▶ _Records provided_
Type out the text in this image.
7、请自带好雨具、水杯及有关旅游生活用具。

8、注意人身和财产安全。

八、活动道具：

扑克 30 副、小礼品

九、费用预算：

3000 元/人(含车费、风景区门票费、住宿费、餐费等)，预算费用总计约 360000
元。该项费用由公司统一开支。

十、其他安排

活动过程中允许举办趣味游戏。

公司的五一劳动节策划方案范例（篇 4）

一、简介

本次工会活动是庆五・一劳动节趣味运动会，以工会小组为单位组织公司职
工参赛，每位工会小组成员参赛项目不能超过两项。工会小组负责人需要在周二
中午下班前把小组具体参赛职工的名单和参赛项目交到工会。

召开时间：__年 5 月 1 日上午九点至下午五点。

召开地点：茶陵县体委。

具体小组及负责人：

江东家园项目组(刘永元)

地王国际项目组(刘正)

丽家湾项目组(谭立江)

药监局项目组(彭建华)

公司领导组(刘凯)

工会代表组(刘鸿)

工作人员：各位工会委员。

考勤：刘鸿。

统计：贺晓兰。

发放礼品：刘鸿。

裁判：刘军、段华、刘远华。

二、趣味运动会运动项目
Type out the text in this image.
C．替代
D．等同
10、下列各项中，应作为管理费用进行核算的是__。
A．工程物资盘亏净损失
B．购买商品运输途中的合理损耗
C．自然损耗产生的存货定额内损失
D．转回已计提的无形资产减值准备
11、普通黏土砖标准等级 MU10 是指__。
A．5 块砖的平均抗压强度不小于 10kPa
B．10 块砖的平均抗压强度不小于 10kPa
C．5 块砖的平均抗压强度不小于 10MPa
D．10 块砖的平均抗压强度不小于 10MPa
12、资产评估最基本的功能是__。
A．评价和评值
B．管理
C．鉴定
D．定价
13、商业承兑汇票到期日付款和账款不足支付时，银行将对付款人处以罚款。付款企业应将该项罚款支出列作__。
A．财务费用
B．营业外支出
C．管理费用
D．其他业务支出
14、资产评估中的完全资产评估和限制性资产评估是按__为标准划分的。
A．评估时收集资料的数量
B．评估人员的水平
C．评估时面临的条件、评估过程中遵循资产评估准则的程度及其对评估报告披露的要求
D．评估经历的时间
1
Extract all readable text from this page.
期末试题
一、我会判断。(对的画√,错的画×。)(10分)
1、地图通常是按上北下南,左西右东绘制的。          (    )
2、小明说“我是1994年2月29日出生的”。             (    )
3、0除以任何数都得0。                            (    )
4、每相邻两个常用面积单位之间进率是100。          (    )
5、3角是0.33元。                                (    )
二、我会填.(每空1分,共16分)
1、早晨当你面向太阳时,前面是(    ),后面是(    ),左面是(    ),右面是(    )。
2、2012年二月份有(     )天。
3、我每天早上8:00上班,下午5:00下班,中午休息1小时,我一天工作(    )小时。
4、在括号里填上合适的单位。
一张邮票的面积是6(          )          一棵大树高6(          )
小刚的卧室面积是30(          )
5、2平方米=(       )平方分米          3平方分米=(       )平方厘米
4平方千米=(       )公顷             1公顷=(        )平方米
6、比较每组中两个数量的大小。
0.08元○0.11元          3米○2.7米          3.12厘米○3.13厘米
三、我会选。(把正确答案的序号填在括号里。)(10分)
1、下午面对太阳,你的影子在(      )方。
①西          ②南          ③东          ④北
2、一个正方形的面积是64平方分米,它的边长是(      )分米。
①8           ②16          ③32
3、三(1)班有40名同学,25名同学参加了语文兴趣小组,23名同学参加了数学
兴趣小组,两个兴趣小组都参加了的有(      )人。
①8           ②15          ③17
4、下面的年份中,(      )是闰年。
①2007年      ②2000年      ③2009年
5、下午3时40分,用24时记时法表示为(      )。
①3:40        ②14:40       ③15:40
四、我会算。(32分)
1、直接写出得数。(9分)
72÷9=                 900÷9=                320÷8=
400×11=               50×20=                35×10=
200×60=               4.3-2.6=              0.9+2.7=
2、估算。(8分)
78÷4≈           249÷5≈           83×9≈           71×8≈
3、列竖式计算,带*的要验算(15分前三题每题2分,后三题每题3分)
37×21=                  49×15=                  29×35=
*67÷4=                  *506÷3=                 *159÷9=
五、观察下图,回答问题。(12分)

▶ _What is needed_
Look above for the line that holds "Extract all readable text from this page.", then copy it and each line after it exactly, through the last line of the data.

▶ _Response_
Extract all readable text from this page.
期末试题
一、我会判断。(对的画√,错的画×。)(10分)
1、地图通常是按上北下南,左西右东绘制的。          (    )
2、小明说“我是1994年2月29日出生的”。             (    )
3、0除以任何数都得0。                            (    )
4、每相邻两个常用面积单位之间进率是100。          (    )
5、3角是0.33元。                                (    )
二、我会填.(每空1分,共16分)
1、早晨当你面向太阳时,前面是(    ),后面是(    ),左面是(    ),右面是(    )。
2、2012年二月份有(     )天。
3、我每天早上8:00上班,下午5:00下班,中午休息1小时,我一天工作(    )小时。
4、在括号里填上合适的单位。
一张邮票的面积是6(          )          一棵大树高6(          )
小刚的卧室面积是30(          )
5、2平方米=(       )平方分米          3平方分米=(       )平方厘米
4平方千米=(       )公顷             1公顷=(        )平方米
6、比较每组中两个数量的大小。
0.08元○0.11元          3米○2.7米          3.12厘米○3.13厘米
三、我会选。(把正确答案的序号填在括号里。)(10分)
1、下午面对太阳,你的影子在(      )方。
①西          ②南          ③东          ④北
2、一个正方形的面积是64平方分米,它的边长是(      )分米。
①8           ②16          ③32
3、三(1)班有40名同学,25名同学参加了语文兴趣小组,23名同学参加了数学
兴趣小组,两个兴趣小组都参加了的有(      )人。
①8           ②15          ③17
4、下面的年份中,(      )是闰年。
①2007年      ②2000年      ③2009年
5、下午3时40分,用24时记时法表示为(      )。
①3:40        ②14:40       ③15:40
四、我会算。(32分)
1、直接写出得数。(9分)
72÷9=                 900÷9=                320÷8=
400×11=               50×20=                35×10=
200×60=               4.3-2.6=              0.9+2.7=
2、估算。(8分)
78÷4≈           249÷5≈           83×9≈           71×8≈
3、列竖式计算,带*的要验算(15分前三题每题2分,后三题每题3分)
37×21=                  49×15=                  29×35=
*67÷4=                  *506÷3=                 *159÷9=
五、观察下图,回答问题。(12分)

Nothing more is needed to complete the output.